** START Provided records **

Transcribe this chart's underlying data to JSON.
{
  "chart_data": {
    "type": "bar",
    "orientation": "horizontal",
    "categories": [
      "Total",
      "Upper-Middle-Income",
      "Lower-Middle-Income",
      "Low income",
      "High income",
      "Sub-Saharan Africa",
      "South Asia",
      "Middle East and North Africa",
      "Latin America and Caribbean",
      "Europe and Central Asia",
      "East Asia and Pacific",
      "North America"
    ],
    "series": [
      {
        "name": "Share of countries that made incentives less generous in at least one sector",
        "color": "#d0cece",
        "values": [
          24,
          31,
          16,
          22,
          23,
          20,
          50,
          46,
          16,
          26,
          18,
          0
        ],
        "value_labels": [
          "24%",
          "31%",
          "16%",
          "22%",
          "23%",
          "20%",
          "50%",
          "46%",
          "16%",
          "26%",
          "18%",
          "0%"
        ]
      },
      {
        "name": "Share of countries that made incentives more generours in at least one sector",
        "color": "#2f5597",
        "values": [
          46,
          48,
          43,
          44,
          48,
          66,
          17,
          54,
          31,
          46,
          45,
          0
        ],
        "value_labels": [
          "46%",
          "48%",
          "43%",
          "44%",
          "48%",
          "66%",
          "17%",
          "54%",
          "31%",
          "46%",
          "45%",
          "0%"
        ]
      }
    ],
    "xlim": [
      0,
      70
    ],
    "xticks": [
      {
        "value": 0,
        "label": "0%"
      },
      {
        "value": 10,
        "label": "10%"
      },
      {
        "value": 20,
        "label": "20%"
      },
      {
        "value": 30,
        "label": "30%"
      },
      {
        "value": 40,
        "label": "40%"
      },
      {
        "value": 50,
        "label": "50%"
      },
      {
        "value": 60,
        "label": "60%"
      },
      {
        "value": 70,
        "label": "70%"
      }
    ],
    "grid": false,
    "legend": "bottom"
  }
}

** END Provided records **

## What you should do
Select from the material above each line in which the string "countries" appears, and list those lines.

## Answer to this task
        "name": "Share of countries that made incentives less generous in at least one sector",
        "name": "Share of countries that made incentives more generours in at least one sector",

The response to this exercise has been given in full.